>>

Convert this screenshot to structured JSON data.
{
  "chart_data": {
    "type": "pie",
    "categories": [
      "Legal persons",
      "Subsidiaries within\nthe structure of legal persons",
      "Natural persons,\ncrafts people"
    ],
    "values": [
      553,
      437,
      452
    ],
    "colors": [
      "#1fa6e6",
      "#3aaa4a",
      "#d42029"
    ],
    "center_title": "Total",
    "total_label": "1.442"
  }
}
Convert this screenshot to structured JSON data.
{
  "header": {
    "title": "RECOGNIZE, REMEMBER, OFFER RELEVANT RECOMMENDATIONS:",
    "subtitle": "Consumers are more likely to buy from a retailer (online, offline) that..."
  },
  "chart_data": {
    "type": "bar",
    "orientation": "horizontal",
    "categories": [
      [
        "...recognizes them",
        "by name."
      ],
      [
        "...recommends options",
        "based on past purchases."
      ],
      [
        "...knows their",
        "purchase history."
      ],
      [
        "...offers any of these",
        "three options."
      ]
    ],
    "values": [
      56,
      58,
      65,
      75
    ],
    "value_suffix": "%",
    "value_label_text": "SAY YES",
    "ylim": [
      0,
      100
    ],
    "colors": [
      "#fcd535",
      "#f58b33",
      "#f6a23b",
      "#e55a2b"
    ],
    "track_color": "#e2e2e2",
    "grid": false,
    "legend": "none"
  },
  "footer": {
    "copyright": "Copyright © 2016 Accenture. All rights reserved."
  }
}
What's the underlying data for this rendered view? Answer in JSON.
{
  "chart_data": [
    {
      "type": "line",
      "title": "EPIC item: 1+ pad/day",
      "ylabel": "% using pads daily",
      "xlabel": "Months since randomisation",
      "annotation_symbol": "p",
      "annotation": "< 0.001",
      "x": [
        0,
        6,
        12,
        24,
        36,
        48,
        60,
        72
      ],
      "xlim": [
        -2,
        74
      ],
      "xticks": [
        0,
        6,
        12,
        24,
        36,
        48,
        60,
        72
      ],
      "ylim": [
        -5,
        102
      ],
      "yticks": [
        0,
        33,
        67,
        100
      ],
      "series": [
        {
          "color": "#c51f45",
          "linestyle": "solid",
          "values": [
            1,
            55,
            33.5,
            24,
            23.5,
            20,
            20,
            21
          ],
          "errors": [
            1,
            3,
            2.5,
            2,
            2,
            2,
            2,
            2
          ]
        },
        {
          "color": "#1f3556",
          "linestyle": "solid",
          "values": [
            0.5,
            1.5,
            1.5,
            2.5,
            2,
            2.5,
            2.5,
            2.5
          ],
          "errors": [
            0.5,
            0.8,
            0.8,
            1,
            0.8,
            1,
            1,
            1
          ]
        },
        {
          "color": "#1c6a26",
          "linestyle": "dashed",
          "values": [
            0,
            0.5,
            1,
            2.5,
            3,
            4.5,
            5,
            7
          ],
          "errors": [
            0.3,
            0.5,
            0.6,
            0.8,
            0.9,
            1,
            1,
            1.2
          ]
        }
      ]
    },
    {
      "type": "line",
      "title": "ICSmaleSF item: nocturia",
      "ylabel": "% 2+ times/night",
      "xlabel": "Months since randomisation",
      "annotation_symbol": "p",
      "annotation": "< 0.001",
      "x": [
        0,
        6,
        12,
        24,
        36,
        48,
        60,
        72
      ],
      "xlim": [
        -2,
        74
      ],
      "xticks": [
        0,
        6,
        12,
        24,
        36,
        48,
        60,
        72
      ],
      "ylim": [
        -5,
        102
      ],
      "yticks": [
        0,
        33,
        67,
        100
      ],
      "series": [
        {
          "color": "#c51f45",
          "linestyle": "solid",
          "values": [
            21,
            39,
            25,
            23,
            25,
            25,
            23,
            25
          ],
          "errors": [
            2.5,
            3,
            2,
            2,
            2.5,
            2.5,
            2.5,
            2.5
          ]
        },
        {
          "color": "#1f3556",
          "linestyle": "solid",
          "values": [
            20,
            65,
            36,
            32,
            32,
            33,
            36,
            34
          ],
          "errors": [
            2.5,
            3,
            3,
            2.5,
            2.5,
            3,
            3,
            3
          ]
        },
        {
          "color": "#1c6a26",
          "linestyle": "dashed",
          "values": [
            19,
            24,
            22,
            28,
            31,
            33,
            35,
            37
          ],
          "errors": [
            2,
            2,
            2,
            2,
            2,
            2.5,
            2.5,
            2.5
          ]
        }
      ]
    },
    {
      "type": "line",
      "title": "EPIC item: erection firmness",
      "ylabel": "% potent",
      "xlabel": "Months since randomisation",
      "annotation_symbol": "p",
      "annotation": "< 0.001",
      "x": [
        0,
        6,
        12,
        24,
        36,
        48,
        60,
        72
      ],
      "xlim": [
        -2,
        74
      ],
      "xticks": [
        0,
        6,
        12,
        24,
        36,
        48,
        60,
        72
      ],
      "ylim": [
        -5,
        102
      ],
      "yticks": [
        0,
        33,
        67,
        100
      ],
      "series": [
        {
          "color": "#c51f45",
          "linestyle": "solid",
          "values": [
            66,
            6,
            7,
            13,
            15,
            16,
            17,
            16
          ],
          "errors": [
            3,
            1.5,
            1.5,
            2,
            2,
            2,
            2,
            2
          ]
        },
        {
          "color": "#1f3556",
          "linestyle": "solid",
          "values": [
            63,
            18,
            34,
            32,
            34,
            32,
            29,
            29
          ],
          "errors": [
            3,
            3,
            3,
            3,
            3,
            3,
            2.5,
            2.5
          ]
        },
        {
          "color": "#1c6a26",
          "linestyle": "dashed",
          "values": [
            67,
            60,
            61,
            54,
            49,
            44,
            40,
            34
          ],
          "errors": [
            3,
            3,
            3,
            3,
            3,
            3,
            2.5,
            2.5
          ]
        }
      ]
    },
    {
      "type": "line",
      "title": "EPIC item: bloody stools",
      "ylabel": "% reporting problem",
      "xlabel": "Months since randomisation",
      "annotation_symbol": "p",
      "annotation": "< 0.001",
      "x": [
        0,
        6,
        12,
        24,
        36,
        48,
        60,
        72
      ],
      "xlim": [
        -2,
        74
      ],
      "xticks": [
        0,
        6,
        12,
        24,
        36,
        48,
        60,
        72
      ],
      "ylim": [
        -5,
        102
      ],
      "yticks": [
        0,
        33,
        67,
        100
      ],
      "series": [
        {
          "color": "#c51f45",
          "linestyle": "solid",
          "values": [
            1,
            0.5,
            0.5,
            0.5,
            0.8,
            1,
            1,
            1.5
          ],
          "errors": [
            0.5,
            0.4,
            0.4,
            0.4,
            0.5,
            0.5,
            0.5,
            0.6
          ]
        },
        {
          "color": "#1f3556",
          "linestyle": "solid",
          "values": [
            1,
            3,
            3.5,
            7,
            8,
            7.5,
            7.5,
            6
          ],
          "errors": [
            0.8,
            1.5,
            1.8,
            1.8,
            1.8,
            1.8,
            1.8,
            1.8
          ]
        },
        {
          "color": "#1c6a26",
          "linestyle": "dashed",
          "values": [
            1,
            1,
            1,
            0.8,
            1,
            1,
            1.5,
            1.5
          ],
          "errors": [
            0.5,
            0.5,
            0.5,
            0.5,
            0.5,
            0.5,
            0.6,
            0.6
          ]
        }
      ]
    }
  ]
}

<<

## [Exercise task]
Repeat all the records. Match each line exactly.

## [Output of the task]
Convert this screenshot to structured JSON data.
{
  "chart_data": {
    "type": "pie",
    "categories": [
      "Legal persons",
      "Subsidiaries within\nthe structure of legal persons",
      "Natural persons,\ncrafts people"
    ],
    "values": [
      553,
      437,
      452
    ],
    "colors": [
      "#1fa6e6",
      "#3aaa4a",
      "#d42029"
    ],
    "center_title": "Total",
    "total_label": "1.442"
  }
}
Convert this screenshot to structured JSON data.
{
  "header": {
    "title": "RECOGNIZE, REMEMBER, OFFER RELEVANT RECOMMENDATIONS:",
    "subtitle": "Consumers are more likely to buy from a retailer (online, offline) that..."
  },
  "chart_data": {
    "type": "bar",
    "orientation": "horizontal",
    "categories": [
      [
        "...recognizes them",
        "by name."
      ],
      [
        "...recommends options",
        "based on past purchases."
      ],
      [
        "...knows their",
        "purchase history."
      ],
      [
        "...offers any of these",
        "three options."
      ]
    ],
    "values": [
      56,
      58,
      65,
      75
    ],
    "value_suffix": "%",
    "value_label_text": "SAY YES",
    "ylim": [
      0,
      100
    ],
    "colors": [
      "#fcd535",
      "#f58b33",
      "#f6a23b",
      "#e55a2b"
    ],
    "track_color": "#e2e2e2",
    "grid": false,
    "legend": "none"
  },
  "footer": {
    "copyright": "Copyright © 2016 Accenture. All rights reserved."
  }
}
What's the underlying data for this rendered view? Answer in JSON.
{
  "chart_data": [
    {
      "type": "line",
      "title": "EPIC item: 1+ pad/day",
      "ylabel": "% using pads daily",
      "xlabel": "Months since randomisation",
      "annotation_symbol": "p",
      "annotation": "< 0.001",
      "x": [
        0,
        6,
        12,
        24,
        36,
        48,
        60,
        72
      ],
      "xlim": [
        -2,
        74
      ],
      "xticks": [
        0,
        6,
        12,
        24,
        36,
        48,
        60,
        72
      ],
      "ylim": [
        -5,
        102
      ],
      "yticks": [
        0,
        33,
        67,
        100
      ],
      "series": [
        {
          "color": "#c51f45",
          "linestyle": "solid",
          "values": [
            1,
            55,
            33.5,
            24,
            23.5,
            20,
            20,
            21
          ],
          "errors": [
            1,
            3,
            2.5,
            2,
            2,
            2,
            2,
            2
          ]
        },
        {
          "color": "#1f3556",
          "linestyle": "solid",
          "values": [
            0.5,
            1.5,
            1.5,
            2.5,
            2,
            2.5,
            2.5,
            2.5
          ],
          "errors": [
            0.5,
            0.8,
            0.8,
            1,
            0.8,
            1,
            1,
            1
          ]
        },
        {
          "color": "#1c6a26",
          "linestyle": "dashed",
          "values": [
            0,
            0.5,
            1,
            2.5,
            3,
            4.5,
            5,
            7
          ],
          "errors": [
            0.3,
            0.5,
            0.6,
            0.8,
            0.9,
            1,
            1,
            1.2
          ]
        }
      ]
    },
    {
      "type": "line",
      "title": "ICSmaleSF item: nocturia",
      "ylabel": "% 2+ times/night",
      "xlabel": "Months since randomisation",
      "annotation_symbol": "p",
      "annotation": "< 0.001",
      "x": [
        0,
        6,
        12,
        24,
        36,
        48,
        60,
        72
      ],
      "xlim": [
        -2,
        74
      ],
      "xticks": [
        0,
        6,
        12,
        24,
        36,
        48,
        60,
        72
      ],
      "ylim": [
        -5,
        102
      ],
      "yticks": [
        0,
        33,
        67,
        100
      ],
      "series": [
        {
          "color": "#c51f45",
          "linestyle": "solid",
          "values": [
            21,
            39,
            25,
            23,
            25,
            25,
            23,
            25
          ],
          "errors": [
            2.5,
            3,
            2,
            2,
            2.5,
            2.5,
            2.5,
            2.5
          ]
        },
        {
          "color": "#1f3556",
          "linestyle": "solid",
          "values": [
            20,
            65,
            36,
            32,
            32,
            33,
            36,
            34
          ],
          "errors": [
            2.5,
            3,
            3,
            2.5,
            2.5,
            3,
            3,
            3
          ]
        },
        {
          "color": "#1c6a26",
          "linestyle": "dashed",
          "values": [
            19,
            24,
            22,
            28,
            31,
            33,
            35,
            37
          ],
          "errors": [
            2,
            2,
            2,
            2,
            2,
            2.5,
            2.5,
            2.5
          ]
        }
      ]
    },
    {
      "type": "line",
      "title": "EPIC item: erection firmness",
      "ylabel": "% potent",
      "xlabel": "Months since randomisation",
      "annotation_symbol": "p",
      "annotation": "< 0.001",
      "x": [
        0,
        6,
        12,
        24,
        36,
        48,
        60,
        72
      ],
      "xlim": [
        -2,
        74
      ],
      "xticks": [
        0,
        6,
        12,
        24,
        36,
        48,
        60,
        72
      ],
      "ylim": [
        -5,
        102
      ],
      "yticks": [
        0,
        33,
        67,
        100
      ],
      "series": [
        {
          "color": "#c51f45",
          "linestyle": "solid",
          "values": [
            66,
            6,
            7,
            13,
            15,
            16,
            17,
            16
          ],
          "errors": [
            3,
            1.5,
            1.5,
            2,
            2,
            2,
            2,
            2
          ]
        },
        {
          "color": "#1f3556",
          "linestyle": "solid",
          "values": [
            63,
            18,
            34,
            32,
            34,
            32,
            29,
            29
          ],
          "errors": [
            3,
            3,
            3,
            3,
            3,
            3,
            2.5,
            2.5
          ]
        },
        {
          "color": "#1c6a26",
          "linestyle": "dashed",
          "values": [
            67,
            60,
            61,
            54,
            49,
            44,
            40,
            34
          ],
          "errors": [
            3,
            3,
            3,
            3,
            3,
            3,
            2.5,
            2.5
          ]
        }
      ]
    },
    {
      "type": "line",
      "title": "EPIC item: bloody stools",
      "ylabel": "% reporting problem",
      "xlabel": "Months since randomisation",
      "annotation_symbol": "p",
      "annotation": "< 0.001",
      "x": [
        0,
        6,
        12,
        24,
        36,
        48,
        60,
        72
      ],
      "xlim": [
        -2,
        74
      ],
      "xticks": [
        0,
        6,
        12,
        24,
        36,
        48,
        60,
        72
      ],
      "ylim": [
        -5,
        102
      ],
      "yticks": [
        0,
        33,
        67,
        100
      ],
      "series": [
        {
          "color": "#c51f45",
          "linestyle": "solid",
          "values": [
            1,
            0.5,
            0.5,
            0.5,
            0.8,
            1,
            1,
            1.5
          ],
          "errors": [
            0.5,
            0.4,
            0.4,
            0.4,
            0.5,
            0.5,
            0.5,
            0.6
          ]
        },
        {
          "color": "#1f3556",
          "linestyle": "solid",
          "values": [
            1,
            3,
            3.5,
            7,
            8,
            7.5,
            7.5,
            6
          ],
          "errors": [
            0.8,
            1.5,
            1.8,
            1.8,
            1.8,
            1.8,
            1.8,
            1.8
          ]
        },
        {
          "color": "#1c6a26",
          "linestyle": "dashed",
          "values": [
            1,
            1,
            1,
            0.8,
            1,
            1,
            1.5,
            1.5
          ],
          "errors": [
            0.5,
            0.5,
            0.5,
            0.5,
            0.5,
            0.5,
            0.6,
            0.6
          ]
        }
      ]
    }
  ]
}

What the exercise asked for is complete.